■ TASK REQUIREMENTS: Find every line below that contains the word "candle", and copy each one out in full.

■ SUPPLIED ENTRIES:
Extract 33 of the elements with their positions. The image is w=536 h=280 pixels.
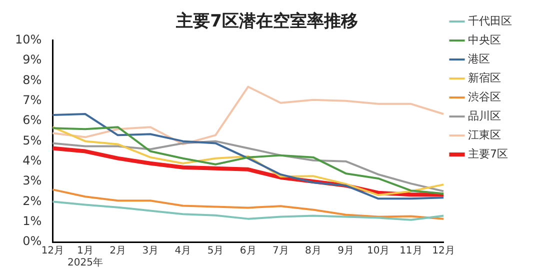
x-tick-label: 10月 — [366, 246, 390, 257]
legend-label: 品川区 — [468, 109, 501, 122]
x-tick-label: 5月 — [207, 246, 224, 257]
legend-label: 江東区 — [468, 128, 501, 142]
legend-label: 港区 — [468, 52, 490, 66]
x-tick-label: 12月 — [432, 246, 455, 257]
y-tick-label: 7% — [22, 93, 42, 108]
x-tick-label: 12月 — [41, 246, 64, 257]
y-tick-label: 4% — [22, 153, 42, 168]
x-tick-label: 9月 — [338, 246, 354, 257]
legend-label: 渋谷区 — [468, 90, 501, 104]
legend-label: 新宿区 — [468, 71, 501, 84]
y-tick-label: 8% — [22, 72, 42, 87]
x-tick-label: 6月 — [240, 246, 256, 257]
y-tick-label: 2% — [22, 194, 42, 208]
y-tick-label: 1% — [22, 214, 42, 228]
chart-title: 主要7区潜在空室率推移 — [175, 12, 358, 32]
x-tick-label: 11月 — [400, 246, 422, 257]
y-tick-label: 9% — [22, 52, 42, 67]
x-tick-label: 8月 — [305, 246, 322, 257]
x-tick-label: 3月 — [142, 246, 159, 257]
legend-label: 千代田区 — [468, 14, 512, 28]
y-tick-label: 5% — [22, 133, 42, 148]
x-tick-label: 7月 — [272, 246, 289, 257]
legend-label: 中央区 — [468, 33, 501, 46]
y-tick-label: 0% — [22, 234, 42, 248]
legend-label: 主要7区 — [468, 147, 508, 160]
y-tick-label: 3% — [22, 174, 42, 188]
y-tick-label: 10% — [15, 32, 42, 47]
x-tick-label: 1月 2025年 — [68, 246, 103, 269]
x-tick-label: 4月 — [174, 246, 192, 257]
x-tick-label: 2月 — [110, 246, 126, 257]
y-tick-label: 6% — [22, 113, 42, 128]
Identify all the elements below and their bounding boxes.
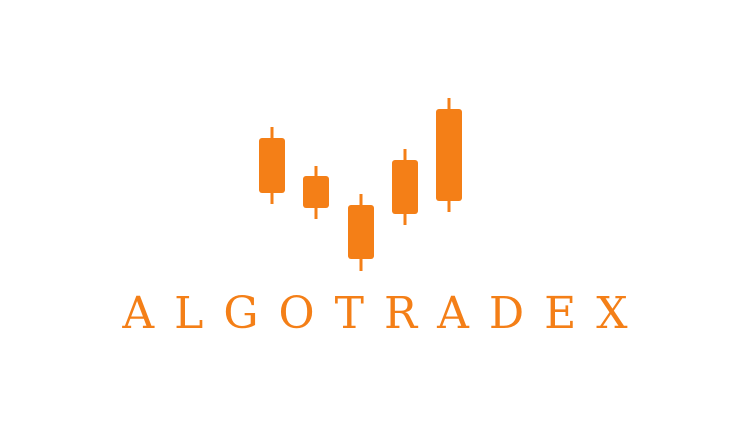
candle-5: [436, 98, 462, 212]
candle-2: [303, 166, 329, 219]
candle-body: [303, 176, 329, 208]
candle-4: [392, 149, 418, 225]
candle-body: [436, 109, 462, 201]
brand-wordmark: ALGOTRADEX: [122, 288, 648, 339]
candle-body: [348, 205, 374, 259]
candle-1: [259, 127, 285, 204]
candle-3: [348, 194, 374, 271]
candle-body: [259, 138, 285, 193]
candle-body: [392, 160, 418, 214]
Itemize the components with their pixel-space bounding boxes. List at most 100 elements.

■ EXPECTED ANSWER:
candle-5: [436, 98, 462, 212]
candle-2: [303, 166, 329, 219]
candle-body: [303, 176, 329, 208]
candle-4: [392, 149, 418, 225]
candle-body: [436, 109, 462, 201]
candle-body: [348, 205, 374, 259]
candle-1: [259, 127, 285, 204]
candle-3: [348, 194, 374, 271]
candle-body: [259, 138, 285, 193]
candle-body: [392, 160, 418, 214]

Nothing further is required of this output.